* _Set problem_:
Read the data and repeat all of it exactly.

◆ ◆ ◆ ◆ ◆

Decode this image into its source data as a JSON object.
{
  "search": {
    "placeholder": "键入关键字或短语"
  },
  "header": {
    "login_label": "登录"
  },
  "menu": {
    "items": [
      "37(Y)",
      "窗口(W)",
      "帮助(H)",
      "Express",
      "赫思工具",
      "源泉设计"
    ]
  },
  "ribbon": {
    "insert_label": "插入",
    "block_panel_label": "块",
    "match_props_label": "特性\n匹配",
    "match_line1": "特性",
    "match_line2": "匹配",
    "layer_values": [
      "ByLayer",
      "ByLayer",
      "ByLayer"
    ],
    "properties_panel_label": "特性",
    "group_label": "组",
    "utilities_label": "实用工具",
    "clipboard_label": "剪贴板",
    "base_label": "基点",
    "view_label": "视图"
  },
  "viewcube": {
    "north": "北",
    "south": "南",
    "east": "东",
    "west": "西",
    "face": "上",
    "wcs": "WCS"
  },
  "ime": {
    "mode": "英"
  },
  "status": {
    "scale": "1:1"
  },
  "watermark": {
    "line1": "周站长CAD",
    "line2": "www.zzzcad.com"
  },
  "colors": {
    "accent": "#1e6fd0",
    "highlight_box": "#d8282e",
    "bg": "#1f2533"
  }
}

◆ ◆ ◆ ◆ ◆

* _Problem solution_:
Decode this image into its source data as a JSON object.
{
  "search": {
    "placeholder": "键入关键字或短语"
  },
  "header": {
    "login_label": "登录"
  },
  "menu": {
    "items": [
      "37(Y)",
      "窗口(W)",
      "帮助(H)",
      "Express",
      "赫思工具",
      "源泉设计"
    ]
  },
  "ribbon": {
    "insert_label": "插入",
    "block_panel_label": "块",
    "match_props_label": "特性\n匹配",
    "match_line1": "特性",
    "match_line2": "匹配",
    "layer_values": [
      "ByLayer",
      "ByLayer",
      "ByLayer"
    ],
    "properties_panel_label": "特性",
    "group_label": "组",
    "utilities_label": "实用工具",
    "clipboard_label": "剪贴板",
    "base_label": "基点",
    "view_label": "视图"
  },
  "viewcube": {
    "north": "北",
    "south": "南",
    "east": "东",
    "west": "西",
    "face": "上",
    "wcs": "WCS"
  },
  "ime": {
    "mode": "英"
  },
  "status": {
    "scale": "1:1"
  },
  "watermark": {
    "line1": "周站长CAD",
    "line2": "www.zzzcad.com"
  },
  "colors": {
    "accent": "#1e6fd0",
    "highlight_box": "#d8282e",
    "bg": "#1f2533"
  }
}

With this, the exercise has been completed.